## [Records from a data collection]

* * * *

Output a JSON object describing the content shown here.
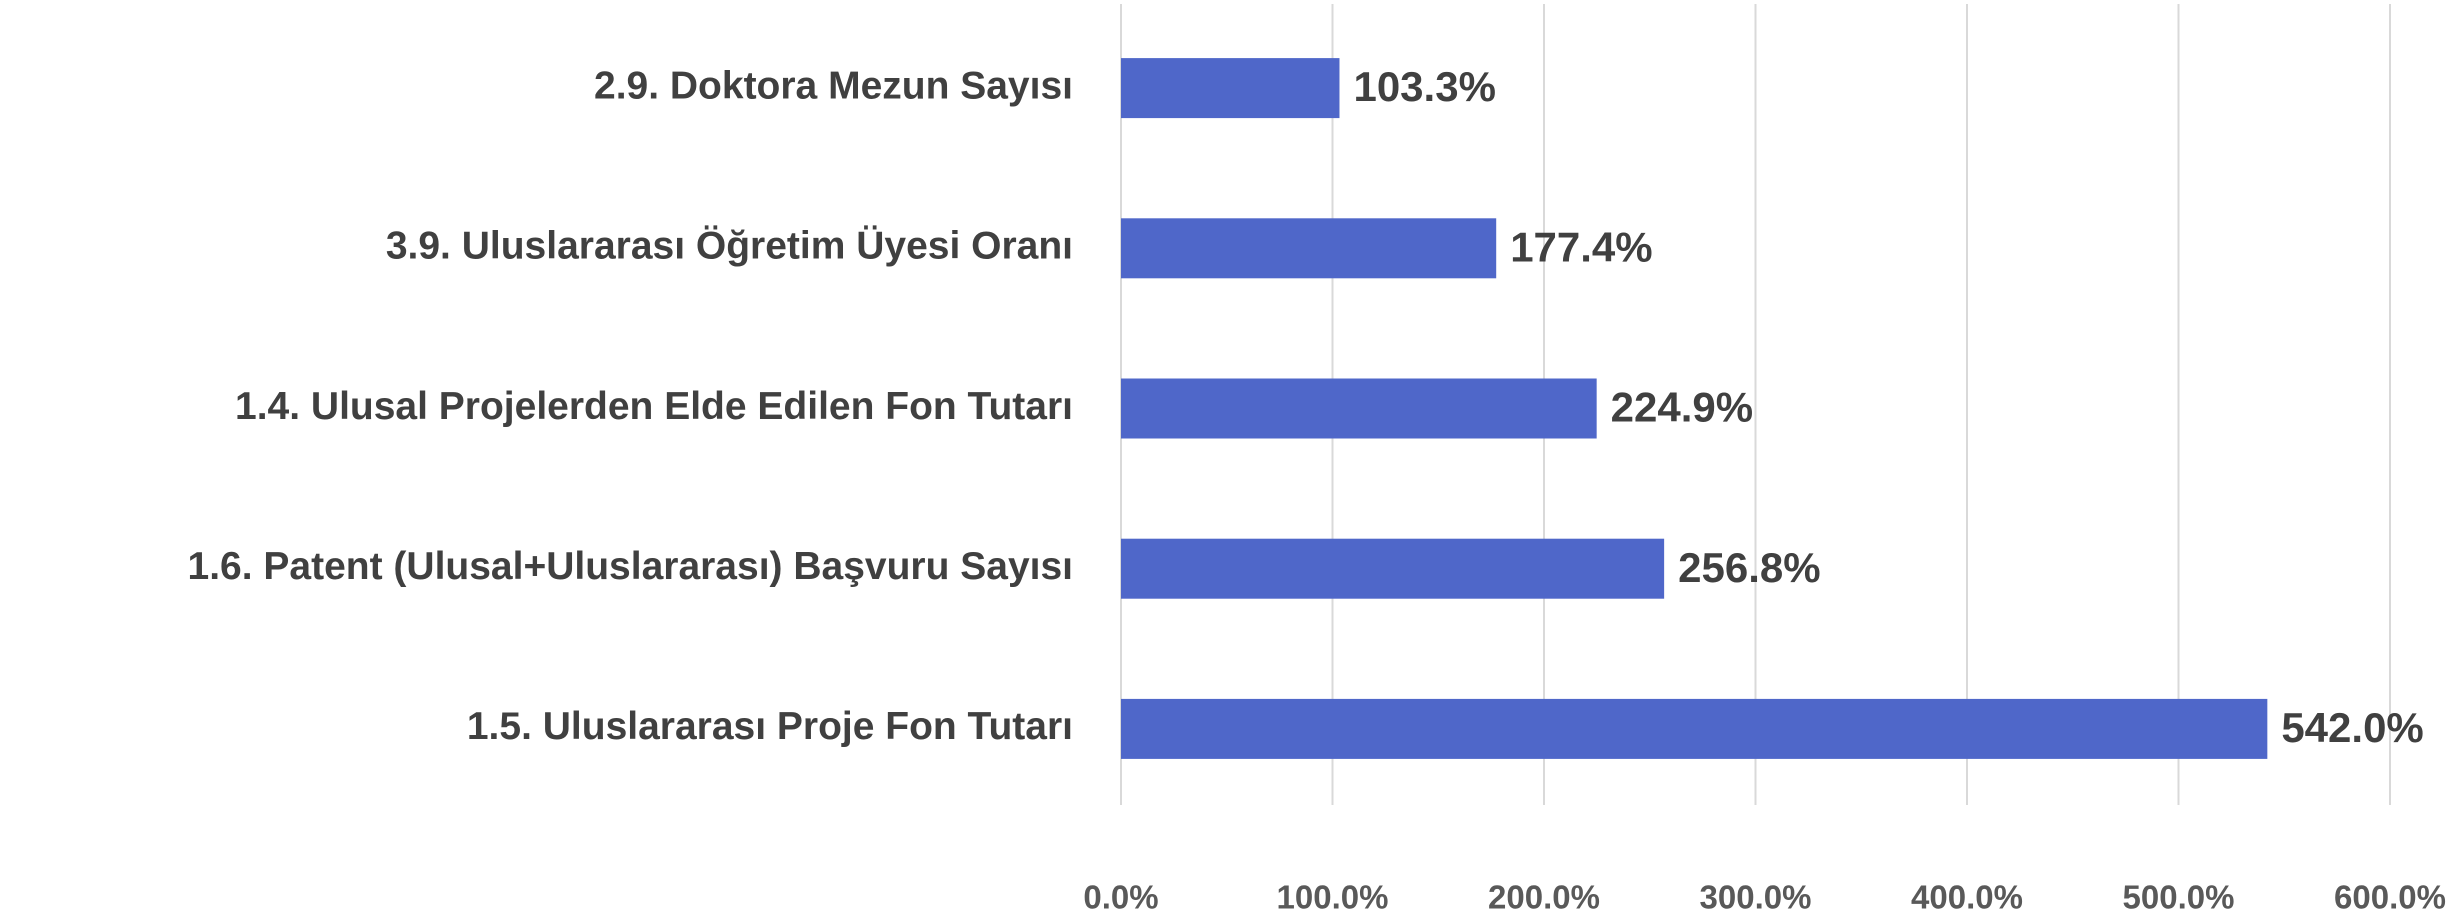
{
  "chart_data": {
    "type": "barh",
    "categories": [
      "2.9. Doktora Mezun Sayısı",
      "3.9. Uluslararası Öğretim Üyesi Oranı",
      "1.4. Ulusal Projelerden Elde Edilen Fon Tutarı",
      "1.6. Patent (Ulusal+Uluslararası) Başvuru Sayısı",
      "1.5. Uluslararası Proje Fon Tutarı"
    ],
    "values": [
      103.3,
      177.4,
      224.9,
      256.8,
      542.0
    ],
    "value_labels": [
      "103.3%",
      "177.4%",
      "224.9%",
      "256.8%",
      "542.0%"
    ],
    "color": "#4f67c9",
    "xlim": [
      0,
      600
    ],
    "xticks": [
      {
        "value": 0,
        "label": "0.0%"
      },
      {
        "value": 100,
        "label": "100.0%"
      },
      {
        "value": 200,
        "label": "200.0%"
      },
      {
        "value": 300,
        "label": "300.0%"
      },
      {
        "value": 400,
        "label": "400.0%"
      },
      {
        "value": 500,
        "label": "500.0%"
      },
      {
        "value": 600,
        "label": "600.0%"
      }
    ],
    "grid": true
  }
}
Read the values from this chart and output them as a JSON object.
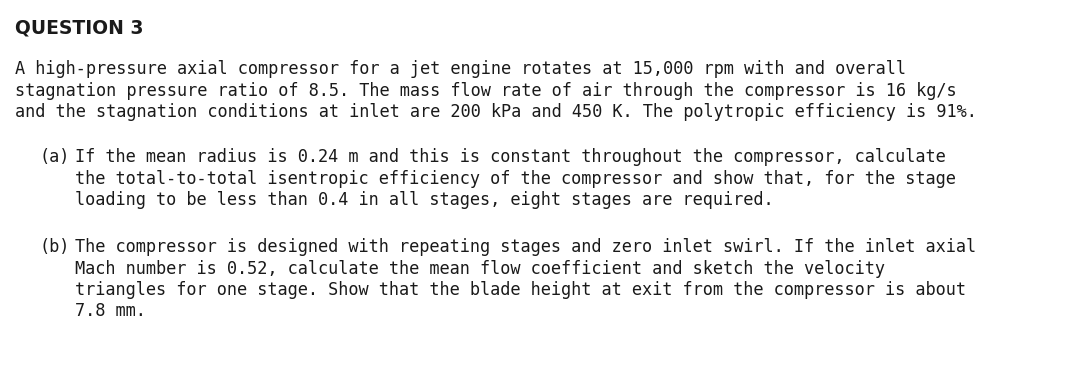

* * * *

## [Task directions]
Leave out the pictures and give the rest of the records again exactly.

## [Exercise answer]
Output a JSON object describing the content shown here.
{
  "chart_data": {
    "type": "barh",
    "categories": [
      "2.9. Doktora Mezun Sayısı",
      "3.9. Uluslararası Öğretim Üyesi Oranı",
      "1.4. Ulusal Projelerden Elde Edilen Fon Tutarı",
      "1.6. Patent (Ulusal+Uluslararası) Başvuru Sayısı",
      "1.5. Uluslararası Proje Fon Tutarı"
    ],
    "values": [
      103.3,
      177.4,
      224.9,
      256.8,
      542.0
    ],
    "value_labels": [
      "103.3%",
      "177.4%",
      "224.9%",
      "256.8%",
      "542.0%"
    ],
    "color": "#4f67c9",
    "xlim": [
      0,
      600
    ],
    "xticks": [
      {
        "value": 0,
        "label": "0.0%"
      },
      {
        "value": 100,
        "label": "100.0%"
      },
      {
        "value": 200,
        "label": "200.0%"
      },
      {
        "value": 300,
        "label": "300.0%"
      },
      {
        "value": 400,
        "label": "400.0%"
      },
      {
        "value": 500,
        "label": "500.0%"
      },
      {
        "value": 600,
        "label": "600.0%"
      }
    ],
    "grid": true
  }
}
Read the values from this chart and output them as a JSON object.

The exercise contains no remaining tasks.